Begin
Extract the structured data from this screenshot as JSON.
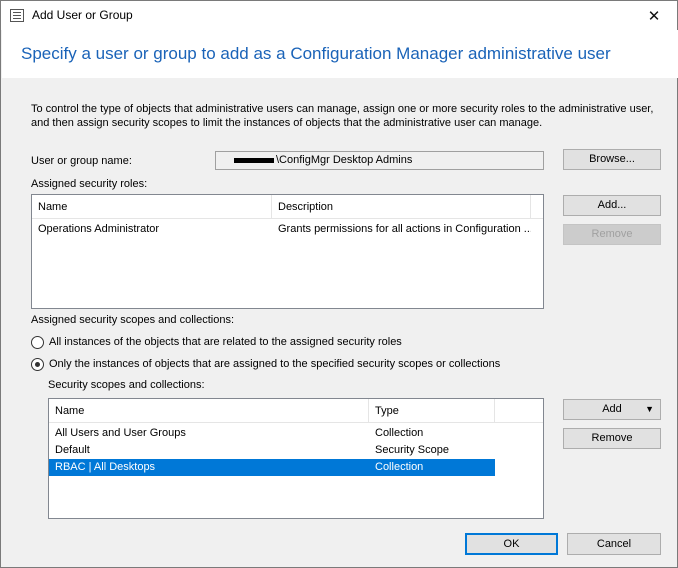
{
  "window": {
    "title": "Add User or Group",
    "close_glyph": "✕",
    "header": "Specify a user or group to add as a Configuration Manager administrative user",
    "description": "To control the type of objects that administrative users can manage, assign one or more security roles  to the  administrative user, and then assign security scopes to limit the instances of objects that the administrative user can manage."
  },
  "user": {
    "label": "User or group name:",
    "value_suffix": "\\ConfigMgr Desktop Admins",
    "browse_label": "Browse..."
  },
  "roles": {
    "label": "Assigned security roles:",
    "columns": [
      "Name",
      "Description"
    ],
    "rows": [
      {
        "name": "Operations Administrator",
        "description": "Grants permissions for all actions in Configuration ..."
      }
    ],
    "add_label": "Add...",
    "remove_label": "Remove"
  },
  "scopes": {
    "label": "Assigned security scopes and collections:",
    "option_all": "All instances of the objects that are related to the assigned security roles",
    "option_only": "Only the instances of objects that are assigned to the specified security scopes or collections",
    "list_label": "Security scopes and collections:",
    "columns": [
      "Name",
      "Type"
    ],
    "rows": [
      {
        "name": "All Users and User Groups",
        "type": "Collection"
      },
      {
        "name": "Default",
        "type": "Security Scope"
      },
      {
        "name": "RBAC | All Desktops",
        "type": "Collection"
      }
    ],
    "add_label": "Add",
    "remove_label": "Remove"
  },
  "footer": {
    "ok_label": "OK",
    "cancel_label": "Cancel"
  },
  "icons": {
    "app": "window-list-icon",
    "close": "close-icon",
    "dropdown": "dropdown-arrow-icon"
  },
  "colors": {
    "header_text": "#1a63b8",
    "selection": "#0078d7"
  }
}
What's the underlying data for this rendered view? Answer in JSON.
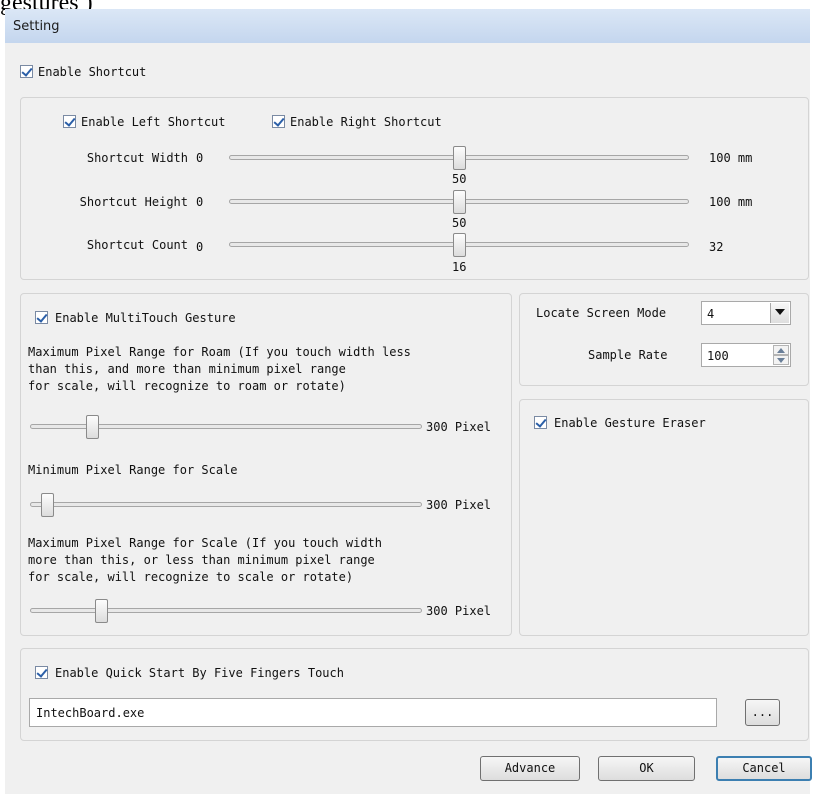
{
  "caption_fragment": "gestures )",
  "window": {
    "title": "Setting"
  },
  "shortcut": {
    "enable_label": "Enable Shortcut",
    "enable_checked": true,
    "left_label": "Enable Left Shortcut",
    "right_label": "Enable Right Shortcut",
    "sliders": [
      {
        "label": "Shortcut Width",
        "min": "0",
        "max": "100 mm",
        "value": "50",
        "fraction": 0.5
      },
      {
        "label": "Shortcut Height",
        "min": "0",
        "max": "100 mm",
        "value": "50",
        "fraction": 0.5
      },
      {
        "label": "Shortcut Count",
        "min": "0",
        "max": "32",
        "value": "16",
        "fraction": 0.5
      }
    ]
  },
  "multitouch": {
    "enable_label": "Enable MultiTouch Gesture",
    "roam_desc": [
      "Maximum Pixel Range for Roam (If you touch width less",
      "than this, and more than minimum pixel range",
      "for scale, will recognize to roam or rotate)"
    ],
    "roam_max": "300 Pixel",
    "roam_fraction": 0.16,
    "scale_min_label": "Minimum Pixel Range for Scale",
    "scale_min_max": "300 Pixel",
    "scale_min_fraction": 0.04,
    "scale_max_desc": [
      "Maximum Pixel Range for Scale (If you touch width",
      "more than this, or less than minimum pixel range",
      "for scale, will recognize to scale or rotate)"
    ],
    "scale_max_max": "300 Pixel",
    "scale_max_fraction": 0.18
  },
  "screen": {
    "mode_label": "Locate Screen Mode",
    "mode_value": "4",
    "sample_label": "Sample Rate",
    "sample_value": "100"
  },
  "eraser": {
    "enable_label": "Enable Gesture Eraser"
  },
  "quickstart": {
    "enable_label": "Enable Quick Start By Five Fingers Touch",
    "path": "IntechBoard.exe",
    "browse_label": "..."
  },
  "buttons": {
    "advance": "Advance",
    "ok": "OK",
    "cancel": "Cancel"
  },
  "colors": {
    "title_bar": "#c4d6ee",
    "check_mark": "#2b5fa8",
    "default_button_border": "#3c7fb1"
  }
}
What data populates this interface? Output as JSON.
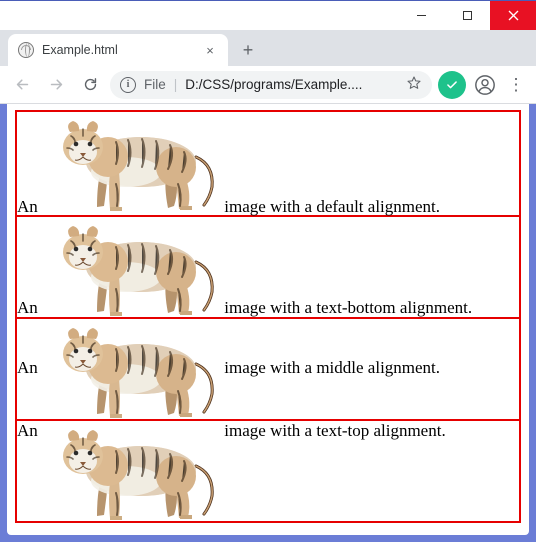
{
  "window": {
    "minimize_tip": "Minimize",
    "maximize_tip": "Maximize",
    "close_tip": "Close"
  },
  "tab": {
    "title": "Example.html",
    "close_tip": "Close tab",
    "newtab_tip": "New tab"
  },
  "toolbar": {
    "back_tip": "Back",
    "forward_tip": "Forward",
    "reload_tip": "Reload",
    "info_label": "File",
    "url": "D:/CSS/programs/Example....",
    "star_tip": "Bookmark",
    "extension_tip": "Extension",
    "profile_tip": "Profile",
    "menu_tip": "Menu"
  },
  "content": {
    "rows": [
      {
        "prefix": "An",
        "suffix": "image with a default alignment.",
        "valign": "baseline"
      },
      {
        "prefix": "An",
        "suffix": "image with a text-bottom alignment.",
        "valign": "text-bottom"
      },
      {
        "prefix": "An",
        "suffix": "image with a middle alignment.",
        "valign": "middle"
      },
      {
        "prefix": "An",
        "suffix": "image with a text-top alignment.",
        "valign": "text-top"
      }
    ],
    "image_alt": "tiger"
  }
}
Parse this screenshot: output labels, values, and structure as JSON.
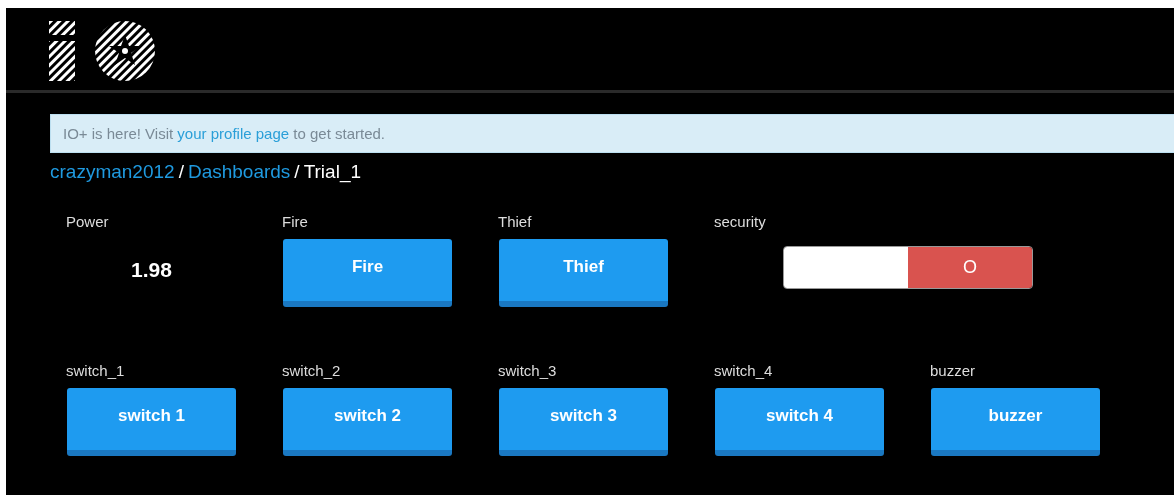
{
  "banner": {
    "before": "IO+ is here! Visit ",
    "link": "your profile page",
    "after": " to get started."
  },
  "breadcrumb": [
    {
      "label": "crazyman2012",
      "link": true
    },
    {
      "separator": "/",
      "label": "Dashboards",
      "link": true
    },
    {
      "separator": "/",
      "label": "Trial_1",
      "link": false
    }
  ],
  "blocks": [
    {
      "kind": "value",
      "title": "Power",
      "value": "1.98"
    },
    {
      "kind": "button",
      "title": "Fire",
      "label": "Fire"
    },
    {
      "kind": "button",
      "title": "Thief",
      "label": "Thief"
    },
    {
      "kind": "toggle",
      "title": "security",
      "label": "O",
      "on": false
    },
    {
      "kind": "break"
    },
    {
      "kind": "button",
      "title": "switch_1",
      "label": "switch 1"
    },
    {
      "kind": "button",
      "title": "switch_2",
      "label": "switch 2"
    },
    {
      "kind": "button",
      "title": "switch_3",
      "label": "switch 3"
    },
    {
      "kind": "button",
      "title": "switch_4",
      "label": "switch 4"
    },
    {
      "kind": "button",
      "title": "buzzer",
      "label": "buzzer"
    }
  ]
}
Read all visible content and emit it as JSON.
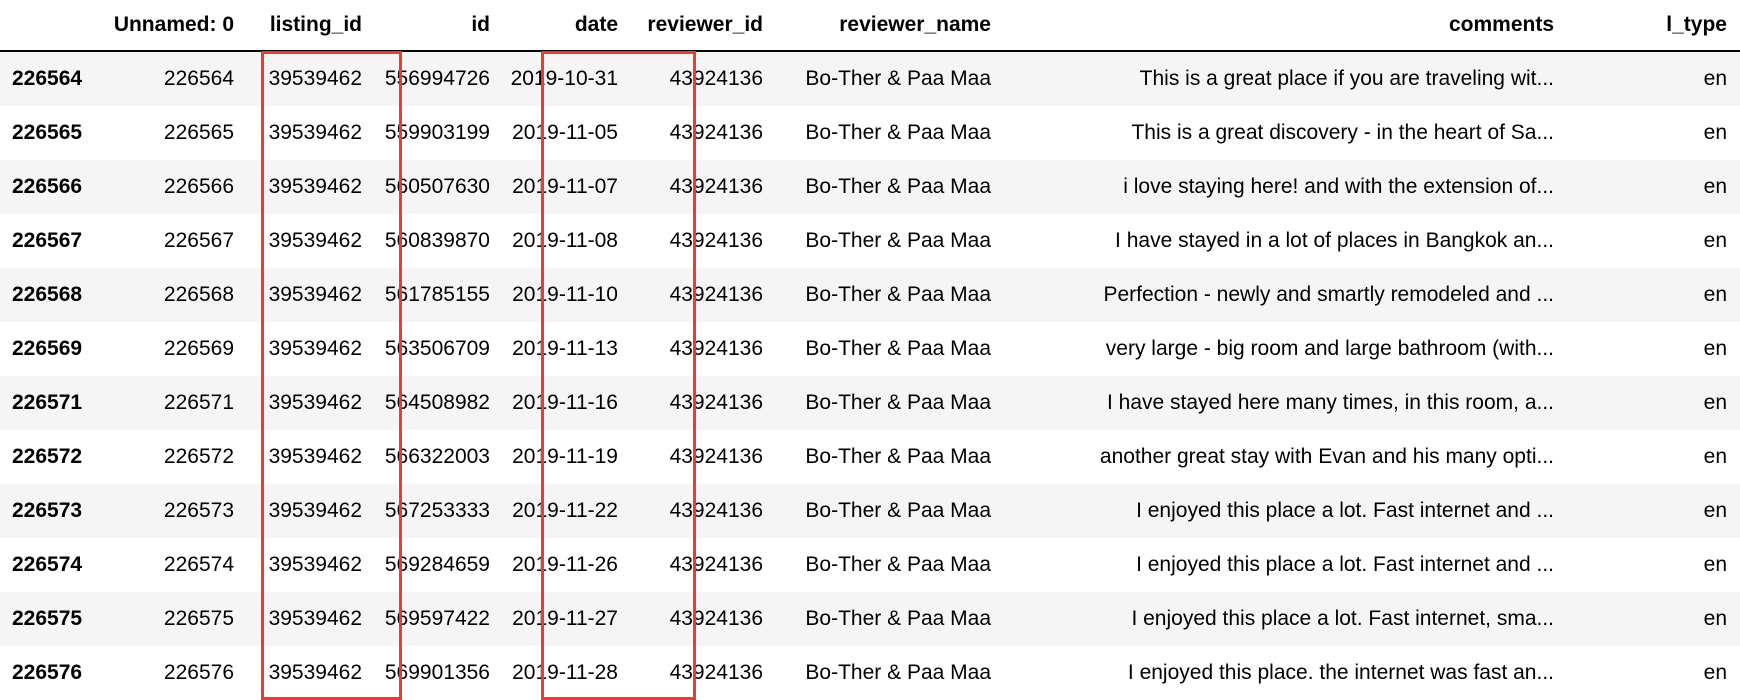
{
  "columns": [
    "",
    "Unnamed: 0",
    "listing_id",
    "id",
    "date",
    "reviewer_id",
    "reviewer_name",
    "comments",
    "l_type"
  ],
  "rows": [
    [
      "226564",
      "226564",
      "39539462",
      "556994726",
      "2019-10-31",
      "43924136",
      "Bo-Ther & Paa Maa",
      "This is a great place if you are traveling wit...",
      "en"
    ],
    [
      "226565",
      "226565",
      "39539462",
      "559903199",
      "2019-11-05",
      "43924136",
      "Bo-Ther & Paa Maa",
      "This is a great discovery - in the heart of Sa...",
      "en"
    ],
    [
      "226566",
      "226566",
      "39539462",
      "560507630",
      "2019-11-07",
      "43924136",
      "Bo-Ther & Paa Maa",
      "i love staying here! and with the extension of...",
      "en"
    ],
    [
      "226567",
      "226567",
      "39539462",
      "560839870",
      "2019-11-08",
      "43924136",
      "Bo-Ther & Paa Maa",
      "I have stayed in a lot of places in Bangkok an...",
      "en"
    ],
    [
      "226568",
      "226568",
      "39539462",
      "561785155",
      "2019-11-10",
      "43924136",
      "Bo-Ther & Paa Maa",
      "Perfection - newly and smartly remodeled and ...",
      "en"
    ],
    [
      "226569",
      "226569",
      "39539462",
      "563506709",
      "2019-11-13",
      "43924136",
      "Bo-Ther & Paa Maa",
      "very large - big room and large bathroom (with...",
      "en"
    ],
    [
      "226571",
      "226571",
      "39539462",
      "564508982",
      "2019-11-16",
      "43924136",
      "Bo-Ther & Paa Maa",
      "I have stayed here many times, in this room, a...",
      "en"
    ],
    [
      "226572",
      "226572",
      "39539462",
      "566322003",
      "2019-11-19",
      "43924136",
      "Bo-Ther & Paa Maa",
      "another great stay with Evan and his many opti...",
      "en"
    ],
    [
      "226573",
      "226573",
      "39539462",
      "567253333",
      "2019-11-22",
      "43924136",
      "Bo-Ther & Paa Maa",
      "I enjoyed this place a lot. Fast internet and ...",
      "en"
    ],
    [
      "226574",
      "226574",
      "39539462",
      "569284659",
      "2019-11-26",
      "43924136",
      "Bo-Ther & Paa Maa",
      "I enjoyed this place a lot. Fast internet and ...",
      "en"
    ],
    [
      "226575",
      "226575",
      "39539462",
      "569597422",
      "2019-11-27",
      "43924136",
      "Bo-Ther & Paa Maa",
      "I enjoyed this place a lot. Fast internet, sma...",
      "en"
    ],
    [
      "226576",
      "226576",
      "39539462",
      "569901356",
      "2019-11-28",
      "43924136",
      "Bo-Ther & Paa Maa",
      "I enjoyed this place. the internet was fast an...",
      "en"
    ]
  ],
  "highlight_color": "#e5402f",
  "highlighted_columns": [
    "listing_id",
    "date"
  ]
}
End
## [EXERCISE GOAL]
Find all lines with "more" in them and copy each one.

## [ANSWER FOR THIS EXERCISE]
    "description": "To control the type of objects that administrative users can manage, assign one or more security roles  to the  administrative user, and then assign security scopes to limit the instances of objects that the administrative user can manage."
      "than this, and more than minimum pixel range",
      "more than this, or less than minimum pixel range",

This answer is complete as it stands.